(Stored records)
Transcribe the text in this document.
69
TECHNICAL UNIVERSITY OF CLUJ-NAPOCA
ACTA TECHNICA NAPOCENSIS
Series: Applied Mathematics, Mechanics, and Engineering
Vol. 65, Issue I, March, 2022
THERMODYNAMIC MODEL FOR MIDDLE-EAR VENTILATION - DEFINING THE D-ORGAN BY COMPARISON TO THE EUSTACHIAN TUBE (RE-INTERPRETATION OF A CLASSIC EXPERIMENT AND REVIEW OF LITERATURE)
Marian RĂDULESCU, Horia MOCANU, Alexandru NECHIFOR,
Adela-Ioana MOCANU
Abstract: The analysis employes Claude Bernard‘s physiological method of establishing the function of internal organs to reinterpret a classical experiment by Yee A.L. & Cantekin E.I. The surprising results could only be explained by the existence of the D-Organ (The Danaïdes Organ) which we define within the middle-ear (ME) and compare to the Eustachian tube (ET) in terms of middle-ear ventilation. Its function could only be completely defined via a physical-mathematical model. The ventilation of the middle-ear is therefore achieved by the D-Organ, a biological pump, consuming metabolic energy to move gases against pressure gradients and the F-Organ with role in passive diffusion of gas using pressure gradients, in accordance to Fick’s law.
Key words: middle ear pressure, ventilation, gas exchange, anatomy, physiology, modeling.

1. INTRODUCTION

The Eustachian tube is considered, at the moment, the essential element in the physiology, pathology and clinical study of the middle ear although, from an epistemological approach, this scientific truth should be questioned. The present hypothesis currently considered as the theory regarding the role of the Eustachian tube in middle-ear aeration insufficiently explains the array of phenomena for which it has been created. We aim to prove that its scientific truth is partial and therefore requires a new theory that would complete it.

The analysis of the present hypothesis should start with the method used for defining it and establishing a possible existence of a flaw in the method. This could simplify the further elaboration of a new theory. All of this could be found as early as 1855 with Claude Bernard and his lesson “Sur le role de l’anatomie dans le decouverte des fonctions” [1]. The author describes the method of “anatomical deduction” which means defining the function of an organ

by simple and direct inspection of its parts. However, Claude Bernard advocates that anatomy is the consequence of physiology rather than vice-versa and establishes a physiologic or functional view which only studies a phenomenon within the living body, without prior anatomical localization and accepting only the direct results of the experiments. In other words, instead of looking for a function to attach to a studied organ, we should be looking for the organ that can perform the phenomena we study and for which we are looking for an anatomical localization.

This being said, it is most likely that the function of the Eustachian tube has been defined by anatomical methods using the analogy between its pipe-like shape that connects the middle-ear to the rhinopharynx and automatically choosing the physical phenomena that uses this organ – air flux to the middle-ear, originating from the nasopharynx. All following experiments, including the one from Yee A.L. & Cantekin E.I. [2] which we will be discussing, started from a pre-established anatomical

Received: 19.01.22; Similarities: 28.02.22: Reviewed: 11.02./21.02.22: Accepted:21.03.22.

EXERCISE INSTRUCTIONS: Type out the entries again, word for word.

WRITTEN SOLUTION:
Transcribe the text in this document.
69
TECHNICAL UNIVERSITY OF CLUJ-NAPOCA
ACTA TECHNICA NAPOCENSIS
Series: Applied Mathematics, Mechanics, and Engineering
Vol. 65, Issue I, March, 2022
THERMODYNAMIC MODEL FOR MIDDLE-EAR VENTILATION - DEFINING THE D-ORGAN BY COMPARISON TO THE EUSTACHIAN TUBE (RE-INTERPRETATION OF A CLASSIC EXPERIMENT AND REVIEW OF LITERATURE)
Marian RĂDULESCU, Horia MOCANU, Alexandru NECHIFOR,
Adela-Ioana MOCANU
Abstract: The analysis employes Claude Bernard‘s physiological method of establishing the function of internal organs to reinterpret a classical experiment by Yee A.L. & Cantekin E.I. The surprising results could only be explained by the existence of the D-Organ (The Danaïdes Organ) which we define within the middle-ear (ME) and compare to the Eustachian tube (ET) in terms of middle-ear ventilation. Its function could only be completely defined via a physical-mathematical model. The ventilation of the middle-ear is therefore achieved by the D-Organ, a biological pump, consuming metabolic energy to move gases against pressure gradients and the F-Organ with role in passive diffusion of gas using pressure gradients, in accordance to Fick’s law.
Key words: middle ear pressure, ventilation, gas exchange, anatomy, physiology, modeling.

1. INTRODUCTION

The Eustachian tube is considered, at the moment, the essential element in the physiology, pathology and clinical study of the middle ear although, from an epistemological approach, this scientific truth should be questioned. The present hypothesis currently considered as the theory regarding the role of the Eustachian tube in middle-ear aeration insufficiently explains the array of phenomena for which it has been created. We aim to prove that its scientific truth is partial and therefore requires a new theory that would complete it.

The analysis of the present hypothesis should start with the method used for defining it and establishing a possible existence of a flaw in the method. This could simplify the further elaboration of a new theory. All of this could be found as early as 1855 with Claude Bernard and his lesson “Sur le role de l’anatomie dans le decouverte des fonctions” [1]. The author describes the method of “anatomical deduction” which means defining the function of an organ

by simple and direct inspection of its parts. However, Claude Bernard advocates that anatomy is the consequence of physiology rather than vice-versa and establishes a physiologic or functional view which only studies a phenomenon within the living body, without prior anatomical localization and accepting only the direct results of the experiments. In other words, instead of looking for a function to attach to a studied organ, we should be looking for the organ that can perform the phenomena we study and for which we are looking for an anatomical localization.

This being said, it is most likely that the function of the Eustachian tube has been defined by anatomical methods using the analogy between its pipe-like shape that connects the middle-ear to the rhinopharynx and automatically choosing the physical phenomena that uses this organ – air flux to the middle-ear, originating from the nasopharynx. All following experiments, including the one from Yee A.L. & Cantekin E.I. [2] which we will be discussing, started from a pre-established anatomical

Received: 19.01.22; Similarities: 28.02.22: Reviewed: 11.02./21.02.22: Accepted:21.03.22.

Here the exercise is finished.